===== Entries shown
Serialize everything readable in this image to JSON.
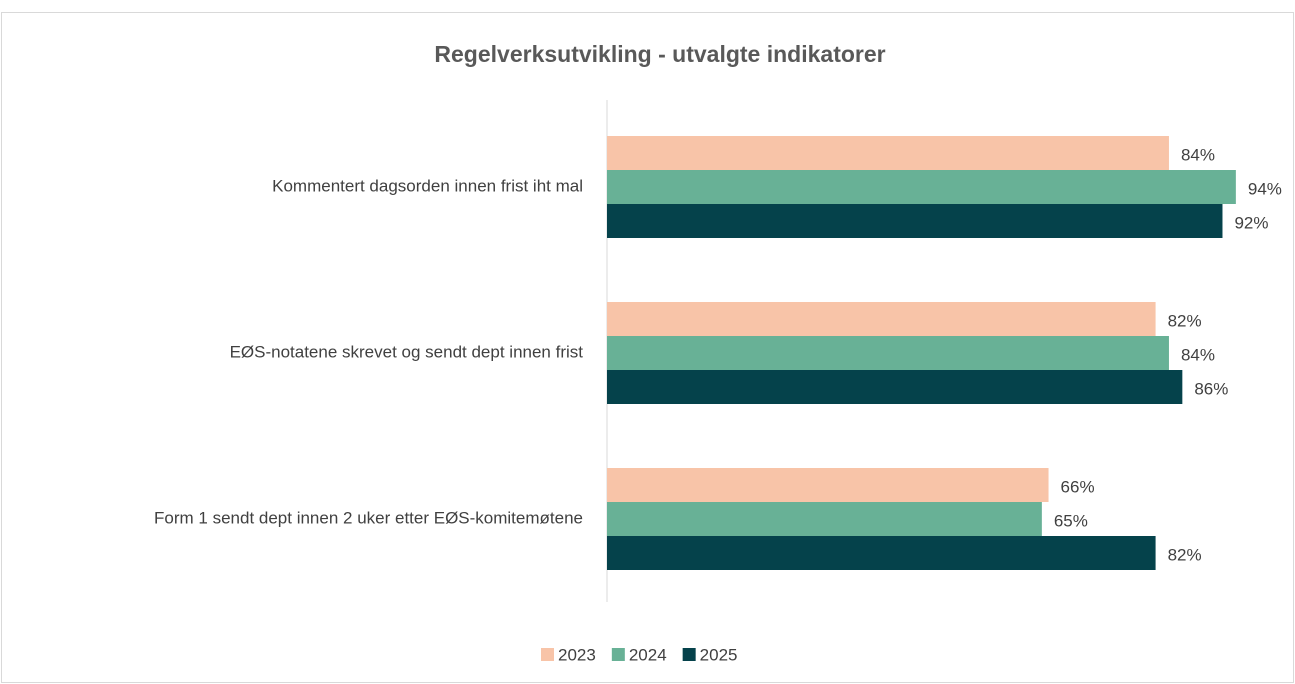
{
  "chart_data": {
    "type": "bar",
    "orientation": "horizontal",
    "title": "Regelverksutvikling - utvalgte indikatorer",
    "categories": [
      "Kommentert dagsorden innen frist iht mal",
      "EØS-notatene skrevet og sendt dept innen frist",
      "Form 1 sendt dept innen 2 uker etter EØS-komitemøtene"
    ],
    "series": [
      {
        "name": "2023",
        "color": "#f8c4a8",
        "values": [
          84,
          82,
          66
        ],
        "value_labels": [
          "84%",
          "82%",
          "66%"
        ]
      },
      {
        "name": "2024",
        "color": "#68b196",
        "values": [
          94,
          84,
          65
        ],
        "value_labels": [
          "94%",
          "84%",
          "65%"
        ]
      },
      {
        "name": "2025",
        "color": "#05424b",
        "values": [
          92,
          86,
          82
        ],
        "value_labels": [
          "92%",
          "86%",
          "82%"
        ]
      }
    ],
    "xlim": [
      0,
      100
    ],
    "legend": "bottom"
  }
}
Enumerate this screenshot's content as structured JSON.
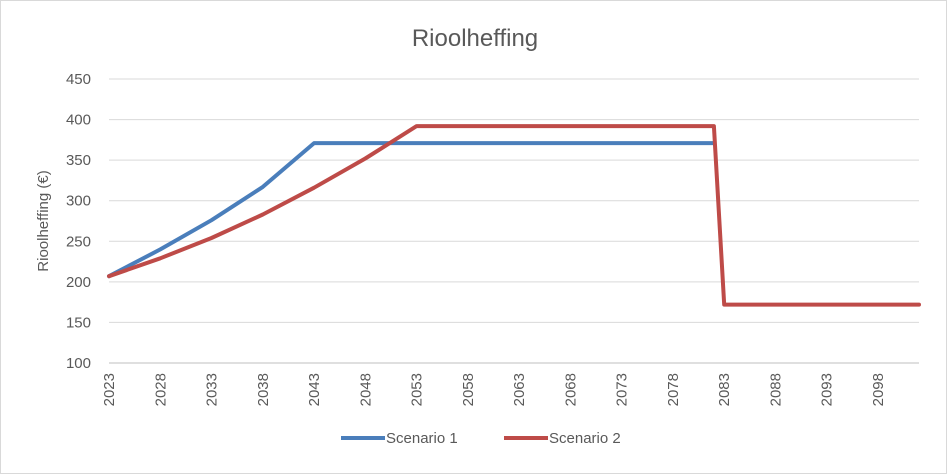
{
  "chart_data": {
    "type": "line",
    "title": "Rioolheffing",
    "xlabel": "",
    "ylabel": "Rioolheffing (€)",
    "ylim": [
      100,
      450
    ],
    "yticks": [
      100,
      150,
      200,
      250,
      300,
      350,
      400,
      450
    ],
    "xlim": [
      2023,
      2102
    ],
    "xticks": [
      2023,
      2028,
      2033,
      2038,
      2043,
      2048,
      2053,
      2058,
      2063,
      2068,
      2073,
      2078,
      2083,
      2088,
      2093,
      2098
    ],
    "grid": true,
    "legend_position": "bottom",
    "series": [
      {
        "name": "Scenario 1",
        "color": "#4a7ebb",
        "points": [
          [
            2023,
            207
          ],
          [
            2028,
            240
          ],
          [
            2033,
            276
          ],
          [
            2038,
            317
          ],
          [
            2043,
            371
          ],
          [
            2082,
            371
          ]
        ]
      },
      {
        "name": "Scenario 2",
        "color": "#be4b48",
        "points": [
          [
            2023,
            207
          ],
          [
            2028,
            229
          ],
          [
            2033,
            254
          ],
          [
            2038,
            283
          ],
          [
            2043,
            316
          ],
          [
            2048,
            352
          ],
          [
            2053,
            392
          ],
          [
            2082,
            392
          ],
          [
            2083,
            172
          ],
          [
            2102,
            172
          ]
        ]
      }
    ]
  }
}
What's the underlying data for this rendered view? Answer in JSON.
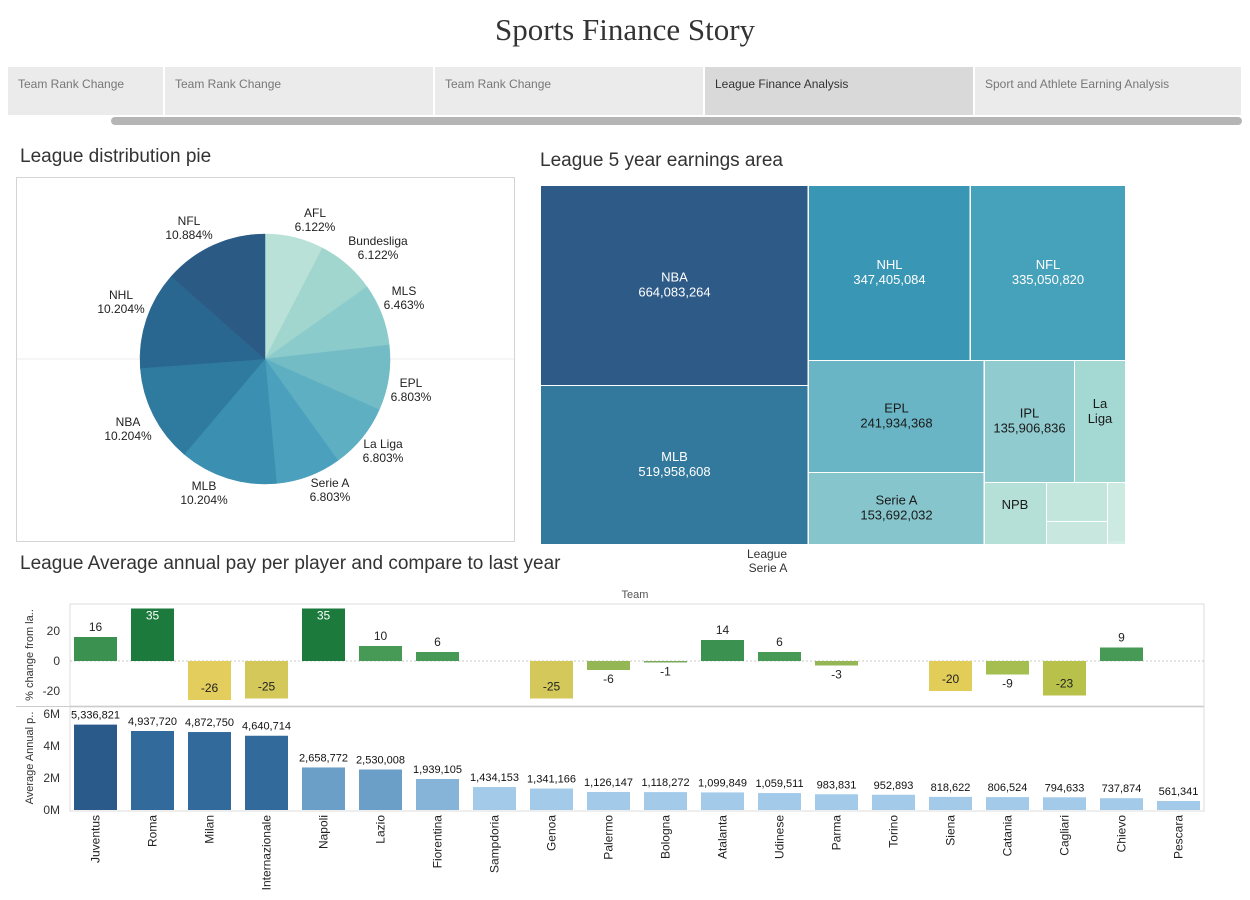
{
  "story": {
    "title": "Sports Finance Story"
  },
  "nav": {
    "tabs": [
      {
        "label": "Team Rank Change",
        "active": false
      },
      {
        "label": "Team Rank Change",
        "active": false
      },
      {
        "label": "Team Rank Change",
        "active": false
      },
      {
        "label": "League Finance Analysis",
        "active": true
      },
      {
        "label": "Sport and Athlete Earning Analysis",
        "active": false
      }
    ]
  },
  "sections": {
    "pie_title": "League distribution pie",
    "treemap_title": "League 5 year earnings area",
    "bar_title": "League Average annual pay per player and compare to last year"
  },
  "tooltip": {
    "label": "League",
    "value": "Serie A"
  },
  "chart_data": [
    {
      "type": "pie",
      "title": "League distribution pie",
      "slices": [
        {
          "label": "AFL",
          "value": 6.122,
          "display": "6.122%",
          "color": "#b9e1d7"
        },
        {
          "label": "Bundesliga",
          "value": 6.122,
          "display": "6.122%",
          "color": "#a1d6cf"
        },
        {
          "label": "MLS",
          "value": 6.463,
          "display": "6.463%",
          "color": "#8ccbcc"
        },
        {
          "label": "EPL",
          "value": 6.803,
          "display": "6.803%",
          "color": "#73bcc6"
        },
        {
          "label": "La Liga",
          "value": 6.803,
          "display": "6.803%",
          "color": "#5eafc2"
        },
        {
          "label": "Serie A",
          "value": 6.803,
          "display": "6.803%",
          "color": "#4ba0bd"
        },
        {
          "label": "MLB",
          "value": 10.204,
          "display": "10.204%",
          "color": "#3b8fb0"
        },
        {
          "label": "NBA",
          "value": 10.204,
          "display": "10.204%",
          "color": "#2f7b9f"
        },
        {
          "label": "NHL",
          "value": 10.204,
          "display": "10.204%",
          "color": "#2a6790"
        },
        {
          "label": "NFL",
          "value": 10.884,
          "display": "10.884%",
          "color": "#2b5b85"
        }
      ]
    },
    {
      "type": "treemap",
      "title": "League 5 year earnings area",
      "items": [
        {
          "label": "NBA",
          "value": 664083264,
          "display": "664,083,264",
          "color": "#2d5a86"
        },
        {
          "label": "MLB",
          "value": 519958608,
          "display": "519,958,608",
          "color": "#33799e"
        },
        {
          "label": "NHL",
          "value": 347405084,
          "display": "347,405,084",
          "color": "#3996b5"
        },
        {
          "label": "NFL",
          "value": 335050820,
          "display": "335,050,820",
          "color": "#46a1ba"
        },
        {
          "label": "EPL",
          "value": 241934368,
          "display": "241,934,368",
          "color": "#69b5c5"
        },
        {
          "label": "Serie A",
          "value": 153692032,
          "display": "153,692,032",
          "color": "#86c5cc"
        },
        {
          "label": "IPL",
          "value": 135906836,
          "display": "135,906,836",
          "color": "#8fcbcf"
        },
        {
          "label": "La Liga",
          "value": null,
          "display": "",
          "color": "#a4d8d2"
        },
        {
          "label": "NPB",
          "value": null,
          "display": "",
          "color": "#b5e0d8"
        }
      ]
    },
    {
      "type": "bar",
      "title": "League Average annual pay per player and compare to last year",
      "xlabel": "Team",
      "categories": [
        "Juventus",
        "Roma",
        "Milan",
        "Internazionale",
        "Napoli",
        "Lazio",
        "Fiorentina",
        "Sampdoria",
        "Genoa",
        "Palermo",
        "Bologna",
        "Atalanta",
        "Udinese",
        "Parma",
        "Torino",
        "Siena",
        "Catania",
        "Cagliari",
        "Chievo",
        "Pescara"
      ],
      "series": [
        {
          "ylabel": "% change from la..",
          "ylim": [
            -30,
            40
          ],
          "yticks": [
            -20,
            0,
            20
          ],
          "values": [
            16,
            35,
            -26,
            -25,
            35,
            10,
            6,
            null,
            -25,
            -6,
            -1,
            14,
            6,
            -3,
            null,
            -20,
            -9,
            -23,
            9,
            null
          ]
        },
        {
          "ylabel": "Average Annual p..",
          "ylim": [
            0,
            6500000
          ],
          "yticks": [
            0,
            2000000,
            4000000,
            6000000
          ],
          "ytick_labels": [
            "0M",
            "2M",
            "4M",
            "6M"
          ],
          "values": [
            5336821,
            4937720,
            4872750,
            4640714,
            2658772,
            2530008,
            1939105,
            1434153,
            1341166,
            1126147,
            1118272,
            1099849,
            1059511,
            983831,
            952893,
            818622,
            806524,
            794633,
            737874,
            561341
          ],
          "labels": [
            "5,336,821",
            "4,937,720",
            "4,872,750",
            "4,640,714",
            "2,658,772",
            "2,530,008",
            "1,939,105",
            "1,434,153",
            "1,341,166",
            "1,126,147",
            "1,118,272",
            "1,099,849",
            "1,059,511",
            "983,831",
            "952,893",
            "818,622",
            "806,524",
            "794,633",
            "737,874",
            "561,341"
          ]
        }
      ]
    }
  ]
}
==========
▸ **Work required**: Reproduce all of the entries word for word, skipping any pictures they hold.

▸ **The result**:
Serialize everything readable in this image to JSON.
{
  "chart_data": {
    "type": "bar",
    "orientation": "horizontal",
    "title": "Regelverksutvikling - utvalgte indikatorer",
    "categories": [
      "Kommentert dagsorden innen frist iht mal",
      "EØS-notatene skrevet og sendt dept innen frist",
      "Form 1 sendt dept innen 2 uker etter EØS-komitemøtene"
    ],
    "series": [
      {
        "name": "2023",
        "color": "#f8c4a8",
        "values": [
          84,
          82,
          66
        ],
        "value_labels": [
          "84%",
          "82%",
          "66%"
        ]
      },
      {
        "name": "2024",
        "color": "#68b196",
        "values": [
          94,
          84,
          65
        ],
        "value_labels": [
          "94%",
          "84%",
          "65%"
        ]
      },
      {
        "name": "2025",
        "color": "#05424b",
        "values": [
          92,
          86,
          82
        ],
        "value_labels": [
          "92%",
          "86%",
          "82%"
        ]
      }
    ],
    "xlim": [
      0,
      100
    ],
    "legend": "bottom"
  }
}
Enumerate this screenshot's content as structured JSON.
{
  "chart_data": {
    "type": "line",
    "title": "Rioolheffing",
    "xlabel": "",
    "ylabel": "Rioolheffing (€)",
    "ylim": [
      100,
      450
    ],
    "yticks": [
      100,
      150,
      200,
      250,
      300,
      350,
      400,
      450
    ],
    "xlim": [
      2023,
      2102
    ],
    "xticks": [
      2023,
      2028,
      2033,
      2038,
      2043,
      2048,
      2053,
      2058,
      2063,
      2068,
      2073,
      2078,
      2083,
      2088,
      2093,
      2098
    ],
    "grid": true,
    "legend_position": "bottom",
    "series": [
      {
        "name": "Scenario 1",
        "color": "#4a7ebb",
        "points": [
          [
            2023,
            207
          ],
          [
            2028,
            240
          ],
          [
            2033,
            276
          ],
          [
            2038,
            317
          ],
          [
            2043,
            371
          ],
          [
            2082,
            371
          ]
        ]
      },
      {
        "name": "Scenario 2",
        "color": "#be4b48",
        "points": [
          [
            2023,
            207
          ],
          [
            2028,
            229
          ],
          [
            2033,
            254
          ],
          [
            2038,
            283
          ],
          [
            2043,
            316
          ],
          [
            2048,
            352
          ],
          [
            2053,
            392
          ],
          [
            2082,
            392
          ],
          [
            2083,
            172
          ],
          [
            2102,
            172
          ]
        ]
      }
    ]
  }
}
What's the underlying data for this rendered view? Answer in JSON.
{
  "story": {
    "title": "Sports Finance Story"
  },
  "nav": {
    "tabs": [
      {
        "label": "Team Rank Change",
        "active": false
      },
      {
        "label": "Team Rank Change",
        "active": false
      },
      {
        "label": "Team Rank Change",
        "active": false
      },
      {
        "label": "League Finance Analysis",
        "active": true
      },
      {
        "label": "Sport and Athlete Earning Analysis",
        "active": false
      }
    ]
  },
  "sections": {
    "pie_title": "League distribution pie",
    "treemap_title": "League 5 year earnings area",
    "bar_title": "League Average annual pay per player and compare to last year"
  },
  "tooltip": {
    "label": "League",
    "value": "Serie A"
  },
  "chart_data": [
    {
      "type": "pie",
      "title": "League distribution pie",
      "slices": [
        {
          "label": "AFL",
          "value": 6.122,
          "display": "6.122%",
          "color": "#b9e1d7"
        },
        {
          "label": "Bundesliga",
          "value": 6.122,
          "display": "6.122%",
          "color": "#a1d6cf"
        },
        {
          "label": "MLS",
          "value": 6.463,
          "display": "6.463%",
          "color": "#8ccbcc"
        },
        {
          "label": "EPL",
          "value": 6.803,
          "display": "6.803%",
          "color": "#73bcc6"
        },
        {
          "label": "La Liga",
          "value": 6.803,
          "display": "6.803%",
          "color": "#5eafc2"
        },
        {
          "label": "Serie A",
          "value": 6.803,
          "display": "6.803%",
          "color": "#4ba0bd"
        },
        {
          "label": "MLB",
          "value": 10.204,
          "display": "10.204%",
          "color": "#3b8fb0"
        },
        {
          "label": "NBA",
          "value": 10.204,
          "display": "10.204%",
          "color": "#2f7b9f"
        },
        {
          "label": "NHL",
          "value": 10.204,
          "display": "10.204%",
          "color": "#2a6790"
        },
        {
          "label": "NFL",
          "value": 10.884,
          "display": "10.884%",
          "color": "#2b5b85"
        }
      ]
    },
    {
      "type": "treemap",
      "title": "League 5 year earnings area",
      "items": [
        {
          "label": "NBA",
          "value": 664083264,
          "display": "664,083,264",
          "color": "#2d5a86"
        },
        {
          "label": "MLB",
          "value": 519958608,
          "display": "519,958,608",
          "color": "#33799e"
        },
        {
          "label": "NHL",
          "value": 347405084,
          "display": "347,405,084",
          "color": "#3996b5"
        },
        {
          "label": "NFL",
          "value": 335050820,
          "display": "335,050,820",
          "color": "#46a1ba"
        },
        {
          "label": "EPL",
          "value": 241934368,
          "display": "241,934,368",
          "color": "#69b5c5"
        },
        {
          "label": "Serie A",
          "value": 153692032,
          "display": "153,692,032",
          "color": "#86c5cc"
        },
        {
          "label": "IPL",
          "value": 135906836,
          "display": "135,906,836",
          "color": "#8fcbcf"
        },
        {
          "label": "La Liga",
          "value": null,
          "display": "",
          "color": "#a4d8d2"
        },
        {
          "label": "NPB",
          "value": null,
          "display": "",
          "color": "#b5e0d8"
        }
      ]
    },
    {
      "type": "bar",
      "title": "League Average annual pay per player and compare to last year",
      "xlabel": "Team",
      "categories": [
        "Juventus",
        "Roma",
        "Milan",
        "Internazionale",
        "Napoli",
        "Lazio",
        "Fiorentina",
        "Sampdoria",
        "Genoa",
        "Palermo",
        "Bologna",
        "Atalanta",
        "Udinese",
        "Parma",
        "Torino",
        "Siena",
        "Catania",
        "Cagliari",
        "Chievo",
        "Pescara"
      ],
      "series": [
        {
          "ylabel": "% change from la..",
          "ylim": [
            -30,
            40
          ],
          "yticks": [
            -20,
            0,
            20
          ],
          "values": [
            16,
            35,
            -26,
            -25,
            35,
            10,
            6,
            null,
            -25,
            -6,
            -1,
            14,
            6,
            -3,
            null,
            -20,
            -9,
            -23,
            9,
            null
          ]
        },
        {
          "ylabel": "Average Annual p..",
          "ylim": [
            0,
            6500000
          ],
          "yticks": [
            0,
            2000000,
            4000000,
            6000000
          ],
          "ytick_labels": [
            "0M",
            "2M",
            "4M",
            "6M"
          ],
          "values": [
            5336821,
            4937720,
            4872750,
            4640714,
            2658772,
            2530008,
            1939105,
            1434153,
            1341166,
            1126147,
            1118272,
            1099849,
            1059511,
            983831,
            952893,
            818622,
            806524,
            794633,
            737874,
            561341
          ],
          "labels": [
            "5,336,821",
            "4,937,720",
            "4,872,750",
            "4,640,714",
            "2,658,772",
            "2,530,008",
            "1,939,105",
            "1,434,153",
            "1,341,166",
            "1,126,147",
            "1,118,272",
            "1,099,849",
            "1,059,511",
            "983,831",
            "952,893",
            "818,622",
            "806,524",
            "794,633",
            "737,874",
            "561,341"
          ]
        }
      ]
    }
  ]
}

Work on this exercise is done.